§ **MATERIAL TO PROCESS**:
--- begin ---

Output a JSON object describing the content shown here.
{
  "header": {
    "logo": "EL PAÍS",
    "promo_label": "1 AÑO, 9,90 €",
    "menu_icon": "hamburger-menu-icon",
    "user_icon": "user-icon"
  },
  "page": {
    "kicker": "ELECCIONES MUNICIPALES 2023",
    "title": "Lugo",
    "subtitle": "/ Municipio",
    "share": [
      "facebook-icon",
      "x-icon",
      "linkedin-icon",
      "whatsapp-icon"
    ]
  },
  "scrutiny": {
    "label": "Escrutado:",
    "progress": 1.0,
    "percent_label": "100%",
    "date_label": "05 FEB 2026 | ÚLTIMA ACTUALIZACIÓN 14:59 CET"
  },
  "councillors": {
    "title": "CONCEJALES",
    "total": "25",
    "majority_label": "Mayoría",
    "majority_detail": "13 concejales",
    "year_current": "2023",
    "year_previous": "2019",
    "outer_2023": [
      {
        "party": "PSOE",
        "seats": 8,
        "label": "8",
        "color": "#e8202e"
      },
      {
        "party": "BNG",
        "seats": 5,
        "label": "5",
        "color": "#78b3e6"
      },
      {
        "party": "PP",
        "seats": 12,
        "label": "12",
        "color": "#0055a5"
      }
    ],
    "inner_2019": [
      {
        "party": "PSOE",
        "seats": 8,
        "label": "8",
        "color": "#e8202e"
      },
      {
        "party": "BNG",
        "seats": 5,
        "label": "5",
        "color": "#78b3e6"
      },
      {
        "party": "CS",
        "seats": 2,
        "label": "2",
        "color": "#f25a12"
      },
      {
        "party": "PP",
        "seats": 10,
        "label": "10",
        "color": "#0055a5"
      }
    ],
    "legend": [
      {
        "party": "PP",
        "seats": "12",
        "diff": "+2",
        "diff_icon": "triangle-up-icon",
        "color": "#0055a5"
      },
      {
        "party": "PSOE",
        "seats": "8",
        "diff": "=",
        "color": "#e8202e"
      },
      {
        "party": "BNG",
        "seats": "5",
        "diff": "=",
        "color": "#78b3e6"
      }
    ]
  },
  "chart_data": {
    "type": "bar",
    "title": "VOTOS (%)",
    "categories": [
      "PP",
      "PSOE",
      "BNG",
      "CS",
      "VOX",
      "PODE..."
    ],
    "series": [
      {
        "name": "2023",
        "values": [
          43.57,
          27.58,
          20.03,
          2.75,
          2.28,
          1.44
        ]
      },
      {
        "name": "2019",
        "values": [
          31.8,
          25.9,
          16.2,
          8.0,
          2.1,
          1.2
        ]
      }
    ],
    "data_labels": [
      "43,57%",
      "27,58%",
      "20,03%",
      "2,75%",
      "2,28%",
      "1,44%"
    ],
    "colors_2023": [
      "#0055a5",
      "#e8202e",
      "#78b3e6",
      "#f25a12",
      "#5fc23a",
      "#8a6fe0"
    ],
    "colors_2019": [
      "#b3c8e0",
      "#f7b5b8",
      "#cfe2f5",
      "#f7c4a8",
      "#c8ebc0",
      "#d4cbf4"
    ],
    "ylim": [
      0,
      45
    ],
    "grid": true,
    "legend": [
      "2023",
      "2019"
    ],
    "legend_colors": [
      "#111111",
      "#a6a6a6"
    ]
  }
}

--- end ---

§ **WHAT YOU WILL DO**:
Scan the listing above for the word "icon" and copy every line that holds it.

§ **SOLUTION**:
    "menu_icon": "hamburger-menu-icon",
    "user_icon": "user-icon"
      "facebook-icon",
      "x-icon",
      "linkedin-icon",
      "whatsapp-icon"
        "diff_icon": "triangle-up-icon",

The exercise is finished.